- _Instructions for the task_:
How many lines in these records hold the string "ffffff"? Reply with the number alone.

- _Material to process_:

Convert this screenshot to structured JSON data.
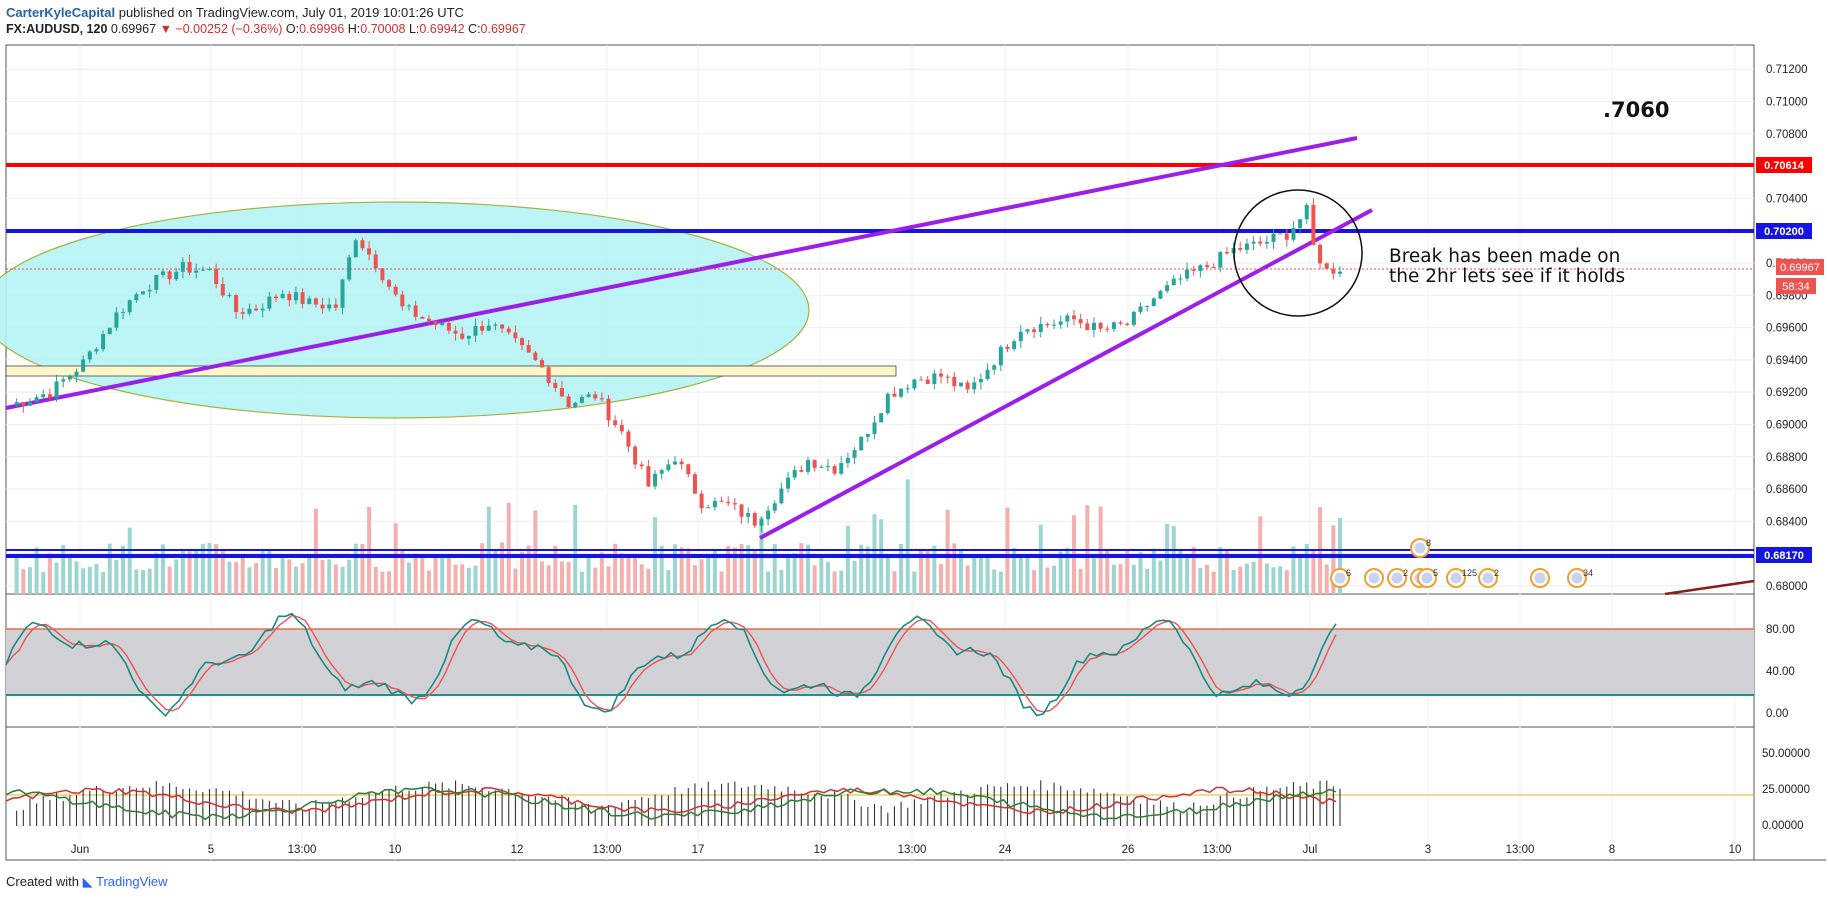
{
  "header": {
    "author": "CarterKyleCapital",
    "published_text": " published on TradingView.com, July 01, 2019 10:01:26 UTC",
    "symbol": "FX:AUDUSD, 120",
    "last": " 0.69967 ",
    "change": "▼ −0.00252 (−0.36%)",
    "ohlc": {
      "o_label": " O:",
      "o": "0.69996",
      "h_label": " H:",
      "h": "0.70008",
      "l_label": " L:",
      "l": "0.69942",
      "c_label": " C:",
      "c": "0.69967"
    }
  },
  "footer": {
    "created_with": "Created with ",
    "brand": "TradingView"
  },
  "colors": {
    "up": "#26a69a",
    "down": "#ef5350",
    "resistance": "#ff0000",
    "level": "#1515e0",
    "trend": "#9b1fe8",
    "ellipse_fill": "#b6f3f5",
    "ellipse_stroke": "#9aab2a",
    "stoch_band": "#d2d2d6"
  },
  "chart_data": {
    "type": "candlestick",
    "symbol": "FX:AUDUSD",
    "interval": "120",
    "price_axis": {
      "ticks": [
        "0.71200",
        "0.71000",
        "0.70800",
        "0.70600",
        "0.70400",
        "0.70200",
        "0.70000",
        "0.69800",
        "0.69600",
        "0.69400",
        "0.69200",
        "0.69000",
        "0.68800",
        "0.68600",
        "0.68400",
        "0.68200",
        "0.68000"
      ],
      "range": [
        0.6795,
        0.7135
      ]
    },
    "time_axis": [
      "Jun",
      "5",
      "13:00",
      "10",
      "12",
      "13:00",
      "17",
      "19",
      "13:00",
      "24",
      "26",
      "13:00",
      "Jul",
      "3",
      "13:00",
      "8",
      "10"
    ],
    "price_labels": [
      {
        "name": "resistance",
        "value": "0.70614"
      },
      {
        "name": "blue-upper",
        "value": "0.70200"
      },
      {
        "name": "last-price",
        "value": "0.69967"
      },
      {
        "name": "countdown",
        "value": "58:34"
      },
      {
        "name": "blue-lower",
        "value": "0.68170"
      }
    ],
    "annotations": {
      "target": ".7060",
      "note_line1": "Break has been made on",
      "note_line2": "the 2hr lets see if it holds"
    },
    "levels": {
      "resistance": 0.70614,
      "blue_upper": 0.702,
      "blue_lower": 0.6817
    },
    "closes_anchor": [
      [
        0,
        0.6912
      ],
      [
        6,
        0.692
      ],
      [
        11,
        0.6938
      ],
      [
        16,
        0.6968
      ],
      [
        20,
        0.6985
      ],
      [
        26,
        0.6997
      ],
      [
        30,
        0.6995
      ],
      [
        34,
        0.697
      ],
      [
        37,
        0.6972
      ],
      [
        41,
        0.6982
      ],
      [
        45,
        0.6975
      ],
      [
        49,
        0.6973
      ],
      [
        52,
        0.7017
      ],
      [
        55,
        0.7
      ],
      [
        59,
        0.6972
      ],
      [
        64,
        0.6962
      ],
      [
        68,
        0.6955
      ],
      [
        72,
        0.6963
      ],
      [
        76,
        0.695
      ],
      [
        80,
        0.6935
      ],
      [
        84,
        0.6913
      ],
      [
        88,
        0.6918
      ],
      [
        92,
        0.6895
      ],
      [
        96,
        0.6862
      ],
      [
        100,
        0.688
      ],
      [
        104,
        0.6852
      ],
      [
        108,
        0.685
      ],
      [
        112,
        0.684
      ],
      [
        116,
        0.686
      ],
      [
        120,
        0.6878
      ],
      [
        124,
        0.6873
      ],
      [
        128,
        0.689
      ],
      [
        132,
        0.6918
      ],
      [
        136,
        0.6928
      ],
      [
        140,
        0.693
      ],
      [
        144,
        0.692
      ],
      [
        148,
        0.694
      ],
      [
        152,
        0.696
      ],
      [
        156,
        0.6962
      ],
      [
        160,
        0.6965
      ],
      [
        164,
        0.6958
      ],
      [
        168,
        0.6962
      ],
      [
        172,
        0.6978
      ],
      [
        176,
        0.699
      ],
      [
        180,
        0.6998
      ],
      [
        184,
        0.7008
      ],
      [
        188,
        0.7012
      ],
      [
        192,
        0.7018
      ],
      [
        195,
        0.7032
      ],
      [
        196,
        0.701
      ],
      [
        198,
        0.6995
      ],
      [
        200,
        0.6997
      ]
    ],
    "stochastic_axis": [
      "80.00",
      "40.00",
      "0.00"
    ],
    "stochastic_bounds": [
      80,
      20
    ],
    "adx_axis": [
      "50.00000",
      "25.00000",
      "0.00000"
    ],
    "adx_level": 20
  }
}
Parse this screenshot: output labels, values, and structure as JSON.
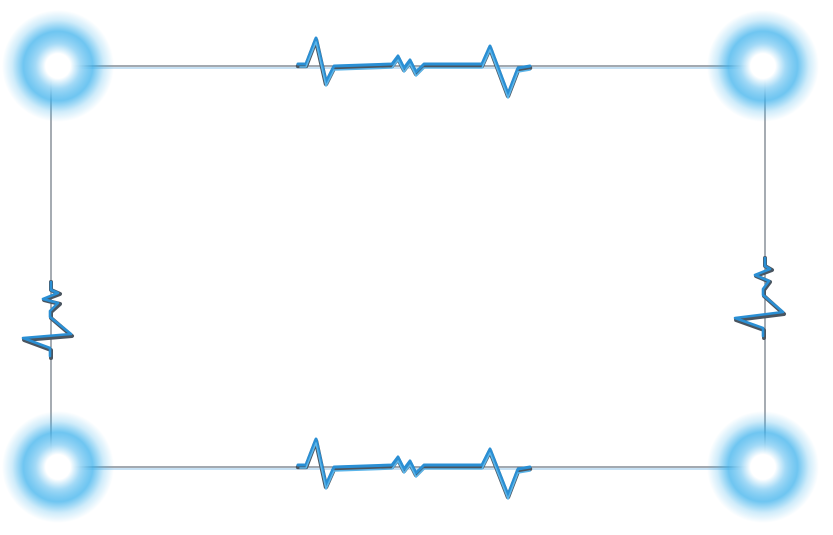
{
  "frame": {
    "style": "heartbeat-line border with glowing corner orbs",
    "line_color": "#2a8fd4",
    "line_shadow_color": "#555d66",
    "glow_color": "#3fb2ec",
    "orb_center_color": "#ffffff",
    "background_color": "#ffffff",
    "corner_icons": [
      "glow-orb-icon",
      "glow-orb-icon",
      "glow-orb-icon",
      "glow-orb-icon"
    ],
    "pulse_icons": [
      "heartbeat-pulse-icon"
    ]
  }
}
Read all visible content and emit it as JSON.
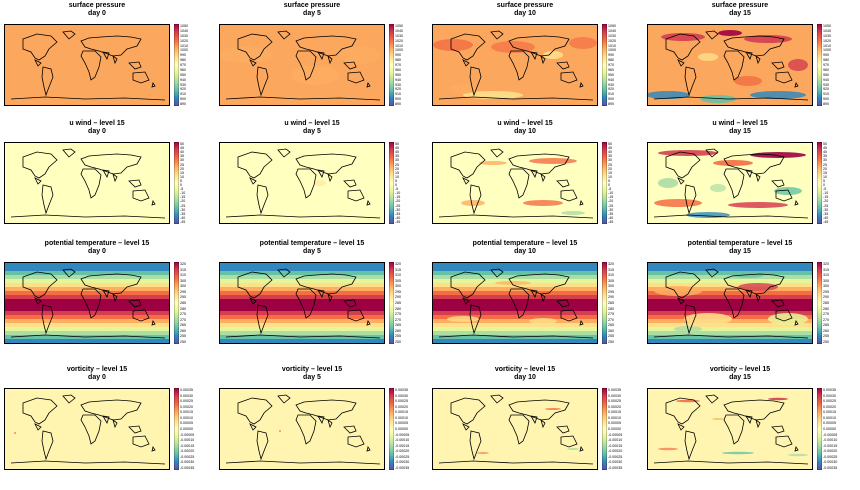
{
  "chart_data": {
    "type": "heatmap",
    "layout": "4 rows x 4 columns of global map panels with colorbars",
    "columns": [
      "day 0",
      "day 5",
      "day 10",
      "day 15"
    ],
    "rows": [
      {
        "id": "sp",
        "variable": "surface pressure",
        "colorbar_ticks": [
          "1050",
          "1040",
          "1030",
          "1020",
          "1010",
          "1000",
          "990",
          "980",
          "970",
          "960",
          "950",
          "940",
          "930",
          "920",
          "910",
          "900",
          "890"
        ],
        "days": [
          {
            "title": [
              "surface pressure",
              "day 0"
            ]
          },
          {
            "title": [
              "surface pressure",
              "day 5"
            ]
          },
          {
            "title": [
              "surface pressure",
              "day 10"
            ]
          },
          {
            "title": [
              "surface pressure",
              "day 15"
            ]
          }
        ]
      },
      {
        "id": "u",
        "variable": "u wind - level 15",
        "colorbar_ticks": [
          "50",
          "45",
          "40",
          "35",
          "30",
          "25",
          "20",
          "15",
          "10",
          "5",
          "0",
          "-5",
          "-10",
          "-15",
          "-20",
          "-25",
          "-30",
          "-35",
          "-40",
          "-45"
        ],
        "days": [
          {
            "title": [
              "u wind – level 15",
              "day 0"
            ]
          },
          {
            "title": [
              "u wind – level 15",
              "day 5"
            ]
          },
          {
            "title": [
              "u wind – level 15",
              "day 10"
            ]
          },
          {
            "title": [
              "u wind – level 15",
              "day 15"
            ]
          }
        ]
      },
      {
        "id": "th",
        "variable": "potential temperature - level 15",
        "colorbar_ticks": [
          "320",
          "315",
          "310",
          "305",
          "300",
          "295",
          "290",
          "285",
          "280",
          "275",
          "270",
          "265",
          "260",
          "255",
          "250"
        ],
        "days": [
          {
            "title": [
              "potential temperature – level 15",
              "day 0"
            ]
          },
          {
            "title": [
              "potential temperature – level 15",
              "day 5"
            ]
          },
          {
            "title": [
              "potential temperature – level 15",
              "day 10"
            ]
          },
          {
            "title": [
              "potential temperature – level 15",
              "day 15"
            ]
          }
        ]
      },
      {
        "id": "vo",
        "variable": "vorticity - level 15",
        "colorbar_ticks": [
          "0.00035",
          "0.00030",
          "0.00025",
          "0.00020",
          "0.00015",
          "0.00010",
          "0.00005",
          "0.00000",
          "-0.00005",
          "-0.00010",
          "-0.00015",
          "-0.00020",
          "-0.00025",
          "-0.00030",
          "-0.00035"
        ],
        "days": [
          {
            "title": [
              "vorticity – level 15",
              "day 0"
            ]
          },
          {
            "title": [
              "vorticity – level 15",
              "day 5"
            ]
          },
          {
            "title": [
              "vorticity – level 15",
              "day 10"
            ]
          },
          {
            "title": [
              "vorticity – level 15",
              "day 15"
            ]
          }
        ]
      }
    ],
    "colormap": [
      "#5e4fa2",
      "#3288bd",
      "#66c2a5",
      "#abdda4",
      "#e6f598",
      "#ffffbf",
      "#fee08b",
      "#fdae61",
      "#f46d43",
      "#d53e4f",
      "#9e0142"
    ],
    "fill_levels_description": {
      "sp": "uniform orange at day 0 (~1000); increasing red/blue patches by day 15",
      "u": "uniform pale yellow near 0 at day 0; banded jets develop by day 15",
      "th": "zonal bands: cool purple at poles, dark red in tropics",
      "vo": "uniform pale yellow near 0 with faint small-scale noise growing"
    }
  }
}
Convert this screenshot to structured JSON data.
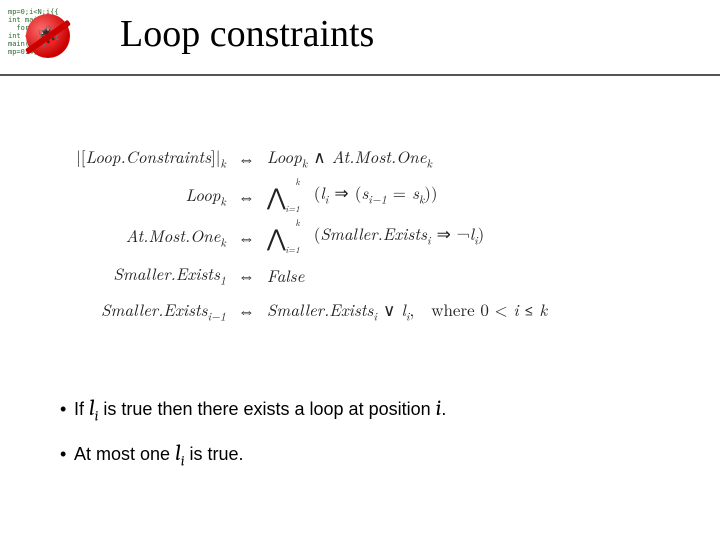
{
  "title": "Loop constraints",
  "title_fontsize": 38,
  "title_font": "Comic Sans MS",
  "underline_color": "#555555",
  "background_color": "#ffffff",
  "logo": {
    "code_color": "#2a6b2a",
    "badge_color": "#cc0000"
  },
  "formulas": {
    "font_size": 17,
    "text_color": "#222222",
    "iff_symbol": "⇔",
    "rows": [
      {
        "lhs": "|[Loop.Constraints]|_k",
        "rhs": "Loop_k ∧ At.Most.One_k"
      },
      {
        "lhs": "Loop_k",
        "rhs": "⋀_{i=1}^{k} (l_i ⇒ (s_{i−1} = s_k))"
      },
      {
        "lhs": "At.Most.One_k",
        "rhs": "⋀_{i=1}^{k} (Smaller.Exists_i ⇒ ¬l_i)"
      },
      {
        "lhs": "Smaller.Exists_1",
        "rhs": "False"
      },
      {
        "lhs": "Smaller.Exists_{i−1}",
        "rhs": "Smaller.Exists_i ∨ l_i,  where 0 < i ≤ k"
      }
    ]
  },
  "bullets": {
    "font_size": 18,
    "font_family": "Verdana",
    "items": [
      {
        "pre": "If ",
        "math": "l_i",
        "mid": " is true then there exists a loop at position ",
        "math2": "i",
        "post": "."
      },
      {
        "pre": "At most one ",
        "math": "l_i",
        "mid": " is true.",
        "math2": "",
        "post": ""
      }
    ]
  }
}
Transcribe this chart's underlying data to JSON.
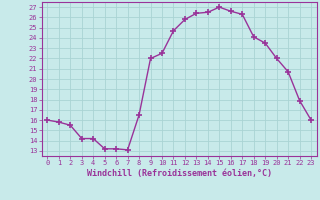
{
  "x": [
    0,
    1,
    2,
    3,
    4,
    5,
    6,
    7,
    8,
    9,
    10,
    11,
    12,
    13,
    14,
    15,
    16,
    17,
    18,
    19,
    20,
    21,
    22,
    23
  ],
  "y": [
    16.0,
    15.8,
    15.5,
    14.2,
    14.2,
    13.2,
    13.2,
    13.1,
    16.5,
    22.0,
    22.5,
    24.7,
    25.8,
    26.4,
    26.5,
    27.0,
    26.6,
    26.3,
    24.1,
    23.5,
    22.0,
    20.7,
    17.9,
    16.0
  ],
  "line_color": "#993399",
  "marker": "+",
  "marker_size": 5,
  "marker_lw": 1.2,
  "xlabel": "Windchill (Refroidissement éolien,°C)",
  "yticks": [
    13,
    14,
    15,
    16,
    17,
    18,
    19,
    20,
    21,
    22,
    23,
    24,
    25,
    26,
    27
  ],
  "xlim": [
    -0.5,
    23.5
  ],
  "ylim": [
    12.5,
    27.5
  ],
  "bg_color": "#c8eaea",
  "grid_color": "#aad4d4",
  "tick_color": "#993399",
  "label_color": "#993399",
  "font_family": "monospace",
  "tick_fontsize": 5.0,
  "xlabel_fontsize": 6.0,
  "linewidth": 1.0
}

- _Response to this task_:
3